EXERCISE INPUTS:
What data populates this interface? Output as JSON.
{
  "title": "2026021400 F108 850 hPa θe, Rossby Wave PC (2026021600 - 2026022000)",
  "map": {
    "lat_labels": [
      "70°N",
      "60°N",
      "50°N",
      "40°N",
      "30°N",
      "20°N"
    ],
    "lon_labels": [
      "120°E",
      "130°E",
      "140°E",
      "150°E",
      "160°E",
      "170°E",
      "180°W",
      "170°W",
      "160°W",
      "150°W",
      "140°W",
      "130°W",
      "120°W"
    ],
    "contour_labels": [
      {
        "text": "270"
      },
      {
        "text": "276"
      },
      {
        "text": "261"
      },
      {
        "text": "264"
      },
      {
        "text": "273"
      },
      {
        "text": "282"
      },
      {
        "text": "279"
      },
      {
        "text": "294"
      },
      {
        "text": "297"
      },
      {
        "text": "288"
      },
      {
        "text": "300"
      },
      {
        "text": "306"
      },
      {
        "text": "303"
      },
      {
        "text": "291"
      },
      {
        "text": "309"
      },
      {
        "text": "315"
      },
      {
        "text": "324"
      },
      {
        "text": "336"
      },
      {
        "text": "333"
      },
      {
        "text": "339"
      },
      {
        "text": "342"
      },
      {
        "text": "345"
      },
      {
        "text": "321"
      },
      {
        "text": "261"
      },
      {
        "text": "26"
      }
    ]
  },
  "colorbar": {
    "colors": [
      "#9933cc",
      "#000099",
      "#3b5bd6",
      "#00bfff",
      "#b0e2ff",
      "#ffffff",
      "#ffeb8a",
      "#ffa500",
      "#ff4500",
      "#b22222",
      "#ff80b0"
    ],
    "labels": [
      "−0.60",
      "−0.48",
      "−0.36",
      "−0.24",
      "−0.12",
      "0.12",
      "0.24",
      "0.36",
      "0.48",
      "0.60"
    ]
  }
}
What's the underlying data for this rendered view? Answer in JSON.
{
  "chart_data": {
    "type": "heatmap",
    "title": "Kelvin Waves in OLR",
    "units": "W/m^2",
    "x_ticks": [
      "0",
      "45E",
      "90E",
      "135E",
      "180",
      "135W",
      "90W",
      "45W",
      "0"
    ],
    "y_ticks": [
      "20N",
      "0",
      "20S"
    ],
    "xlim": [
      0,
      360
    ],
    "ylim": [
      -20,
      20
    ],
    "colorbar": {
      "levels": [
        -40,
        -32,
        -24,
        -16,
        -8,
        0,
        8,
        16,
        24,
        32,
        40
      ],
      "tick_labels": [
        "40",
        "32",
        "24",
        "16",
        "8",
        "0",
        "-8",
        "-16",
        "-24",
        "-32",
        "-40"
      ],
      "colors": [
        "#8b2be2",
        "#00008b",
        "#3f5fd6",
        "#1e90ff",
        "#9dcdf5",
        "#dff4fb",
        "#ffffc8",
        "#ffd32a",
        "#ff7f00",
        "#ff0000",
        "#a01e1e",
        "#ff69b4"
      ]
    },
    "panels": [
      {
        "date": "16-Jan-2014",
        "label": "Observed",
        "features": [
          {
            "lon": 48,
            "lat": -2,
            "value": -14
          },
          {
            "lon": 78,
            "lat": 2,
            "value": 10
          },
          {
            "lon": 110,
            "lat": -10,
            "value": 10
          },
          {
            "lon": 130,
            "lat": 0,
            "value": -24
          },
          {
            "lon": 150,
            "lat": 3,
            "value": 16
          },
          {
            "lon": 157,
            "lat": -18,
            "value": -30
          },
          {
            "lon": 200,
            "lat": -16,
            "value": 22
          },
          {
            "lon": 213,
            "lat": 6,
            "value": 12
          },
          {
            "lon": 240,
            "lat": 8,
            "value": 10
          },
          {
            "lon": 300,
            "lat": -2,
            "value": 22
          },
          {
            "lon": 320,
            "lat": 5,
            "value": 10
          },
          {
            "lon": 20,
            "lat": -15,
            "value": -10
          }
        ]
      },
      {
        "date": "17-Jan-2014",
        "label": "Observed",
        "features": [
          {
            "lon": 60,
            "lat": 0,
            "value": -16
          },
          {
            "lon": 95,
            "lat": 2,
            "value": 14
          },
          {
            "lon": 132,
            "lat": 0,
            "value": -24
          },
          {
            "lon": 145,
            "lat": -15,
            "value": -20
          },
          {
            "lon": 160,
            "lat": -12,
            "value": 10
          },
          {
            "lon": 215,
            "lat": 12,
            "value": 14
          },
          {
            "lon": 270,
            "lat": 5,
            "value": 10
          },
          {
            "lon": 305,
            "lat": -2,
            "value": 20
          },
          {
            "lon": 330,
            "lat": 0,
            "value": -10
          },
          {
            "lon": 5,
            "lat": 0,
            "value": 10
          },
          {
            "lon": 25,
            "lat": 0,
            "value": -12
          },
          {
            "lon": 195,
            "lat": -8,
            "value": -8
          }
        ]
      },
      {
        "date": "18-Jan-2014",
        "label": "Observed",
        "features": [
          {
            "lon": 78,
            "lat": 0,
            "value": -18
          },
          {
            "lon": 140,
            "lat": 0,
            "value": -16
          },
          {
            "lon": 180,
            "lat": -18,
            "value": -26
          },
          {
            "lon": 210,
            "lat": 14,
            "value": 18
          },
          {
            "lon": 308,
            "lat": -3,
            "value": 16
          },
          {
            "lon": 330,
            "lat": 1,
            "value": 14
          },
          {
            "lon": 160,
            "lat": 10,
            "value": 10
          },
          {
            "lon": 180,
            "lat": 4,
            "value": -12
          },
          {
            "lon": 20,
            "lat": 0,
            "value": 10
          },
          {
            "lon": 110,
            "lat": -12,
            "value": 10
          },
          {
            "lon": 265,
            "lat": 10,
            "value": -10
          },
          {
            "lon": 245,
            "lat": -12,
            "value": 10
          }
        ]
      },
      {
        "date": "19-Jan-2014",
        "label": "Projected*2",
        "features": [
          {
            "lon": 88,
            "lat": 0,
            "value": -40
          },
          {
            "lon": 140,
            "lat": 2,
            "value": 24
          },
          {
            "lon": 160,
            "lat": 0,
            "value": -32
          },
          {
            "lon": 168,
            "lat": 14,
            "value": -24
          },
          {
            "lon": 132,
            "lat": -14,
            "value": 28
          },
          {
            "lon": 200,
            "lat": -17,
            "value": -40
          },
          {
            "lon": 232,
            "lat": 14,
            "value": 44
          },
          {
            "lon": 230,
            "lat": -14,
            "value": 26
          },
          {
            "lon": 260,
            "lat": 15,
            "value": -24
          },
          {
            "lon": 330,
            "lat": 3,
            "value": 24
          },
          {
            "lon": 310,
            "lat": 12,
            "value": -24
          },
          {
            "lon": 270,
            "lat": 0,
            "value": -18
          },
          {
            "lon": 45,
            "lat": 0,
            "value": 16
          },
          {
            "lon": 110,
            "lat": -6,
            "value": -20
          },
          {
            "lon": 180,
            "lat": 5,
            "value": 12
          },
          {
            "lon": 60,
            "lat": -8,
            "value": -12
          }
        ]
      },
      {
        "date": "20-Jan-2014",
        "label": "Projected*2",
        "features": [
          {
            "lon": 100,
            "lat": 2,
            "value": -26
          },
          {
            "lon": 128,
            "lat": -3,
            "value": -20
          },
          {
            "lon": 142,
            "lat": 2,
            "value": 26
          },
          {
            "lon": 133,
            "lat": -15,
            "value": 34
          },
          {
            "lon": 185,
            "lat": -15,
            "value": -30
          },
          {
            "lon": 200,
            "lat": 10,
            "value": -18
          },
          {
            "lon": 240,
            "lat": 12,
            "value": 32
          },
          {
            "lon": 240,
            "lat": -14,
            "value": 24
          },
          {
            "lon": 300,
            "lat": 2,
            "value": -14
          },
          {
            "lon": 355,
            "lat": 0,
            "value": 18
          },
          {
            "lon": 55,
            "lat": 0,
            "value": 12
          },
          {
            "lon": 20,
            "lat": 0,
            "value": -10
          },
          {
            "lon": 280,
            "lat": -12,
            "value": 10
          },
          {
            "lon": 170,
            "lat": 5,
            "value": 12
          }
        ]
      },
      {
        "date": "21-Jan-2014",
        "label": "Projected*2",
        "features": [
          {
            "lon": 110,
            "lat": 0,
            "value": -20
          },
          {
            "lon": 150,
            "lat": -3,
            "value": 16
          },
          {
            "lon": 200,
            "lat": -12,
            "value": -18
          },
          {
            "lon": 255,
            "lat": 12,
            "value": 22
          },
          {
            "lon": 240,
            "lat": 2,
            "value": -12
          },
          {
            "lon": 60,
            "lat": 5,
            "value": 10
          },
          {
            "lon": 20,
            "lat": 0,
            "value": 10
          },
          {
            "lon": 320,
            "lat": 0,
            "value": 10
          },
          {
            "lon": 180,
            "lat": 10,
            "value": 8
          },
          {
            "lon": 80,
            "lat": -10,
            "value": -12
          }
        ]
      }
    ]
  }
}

WORK INSTRUCTIONS: Count all lines of the data that include "What". The answer is the number alone.

FULL ANSWER: 2